**Written task 1:**
Return the passage of the comment thread on IP geolocation services exactly, everything from "Of course what" down to "will think tomorrow.".
**Written task 2:**
Resume the comment thread on IP geolocation services from the point where it stops.

**Extract provided:**

..............................

I run ifconfig.io which now gets just over a billion hits a day. It is basically an echo service, and it just parrots back what cloudflare tells it. But since I run it on linode, it costs me a whopping $40 dollars a month for 35 billion returns a month. Using workers would cost me several thousand dollars.
It's a nice solution. Why log into your alt account to crap on it?
I'm trying to learn to take it as the highest form of compliment - when hackers care enough to hack on one of my ideas, that means it has to be cool.
https://blip.runway7.net https://github.com/runway7/blip
I lost track of the consumer apps I've used this on and still haven't received a $1+ bill.
"time_zone": {
"name": "America/Chicago",
"abbr": "CDT",
"offset": "-0500",
"is_dst": true,
"current_time": "2020-07-25T06:10:16.945136-05:00"
}Moment.js is probably the most prevalent time and date library.
Programmatically populating the response body, as in the Cloudflare worker example from the post, is better than going to the origin just to echo some headers back in the response. To me, something like Fastly's VCL config language is even simpler. It directly executes on every CDN edge node worldwide upon request.
For example, I just whipped this up on Fastly using VCL. It returns GeoIP as json data for your IP at the root path:
Or if you want a particular IP, just append it to the path:
http://geo.zombe.es/2a04:4e42:600::313
You could do the same via query params, headers, etc. Have URL endpoints that only return some of the data, and so forth.
The VCL syntax gets a little gross when you handle quoting strings and assembling json and testing if the string is empty, but it gets the job done.
Of course what you might want from GeoIP data may not be what you get. It's really kind of a useful kludge that gets treated sometimes as a panacea.
This dataset right now thinks that I'm about 5 miles east of my location, but when subnets are repurposed it could be much more significant. And the data sources are always changing, so who knows what it will think tomorrow.
"client": {
"conn_speed": "broadband",
"conn_type": "wifi",
"proxy_description": "vpn",
"proxy_type": "hosting"
Is this what Fastly is thinking about my IP?conn_speed: https://developer.fastly.com/reference/vcl/variables/geoloca...
conn_type: https://developer.fastly.com/reference/vcl/variables/geoloca...

..............................

**Data provided:**
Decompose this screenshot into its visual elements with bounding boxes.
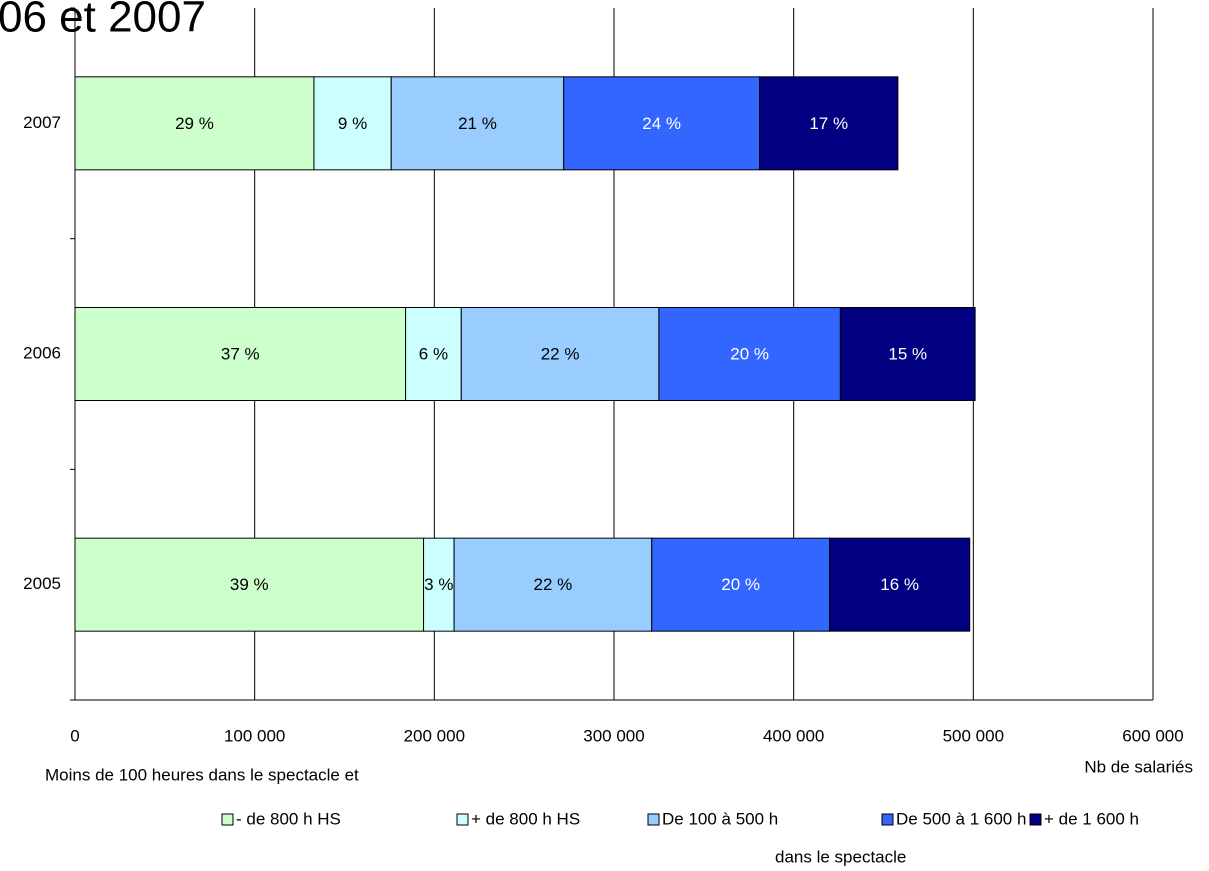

..............................

**Written response 1:**
Of course what you might want from GeoIP data may not be what you get. It's really kind of a useful kludge that gets treated sometimes as a panacea.
This dataset right now thinks that I'm about 5 miles east of my location, but when subnets are repurposed it could be much more significant. And the data sources are always changing, so who knows what it will think tomorrow.

**Written response 2:**
proxy_desc: https://developer.fastly.com/reference/vcl/variables/geoloca...
proxy_type: https://developer.fastly.com/reference/vcl/variables/geoloca...
conn_type is interesting to me, I'm not sure how you would distinguish wifi vs. wired based on HTTP header data.
vcl_recv and vcl_error are the important bits, the rest is VCL boilerplate from https://developer.fastly.com/learning/vcl/using/ for unused subroutines.
It's very borderline from them (at least ethically)
The response time averages 10ms and is free, granted I'm not sure if there is a ToS or anything attached to this endpoint, I've only found non-conclusive discussion here https://community.cloudflare.com/t/what-are-the-terms-of-use...
I'd advise you to just create a Cloudflare Worker if you want do this. You'll get more reliability etc. and Workers have a very generous free tier.
It's kinda like a construction firm using a supercar to haul materials and then bragging about their efforts to make cosmetic repairs cost-effective... maybe you could just not use an overpriced car to begin with and then damage won't be an issue?
I got sent a (frustratingly incorrect) bot reply to a ticket and a reminder that Enterprise / Business / Pro customers are priority (in that order) even though I pay for Workers. It has been an uphill battle to get someone to take a look at the ticket so far. Thankfully, we haven't gone to production yet, but as a consequence, now need to plan to add mitigation in scenarios where Workers blacks-out our traffic (but Support can't be of immediate help because "free customer").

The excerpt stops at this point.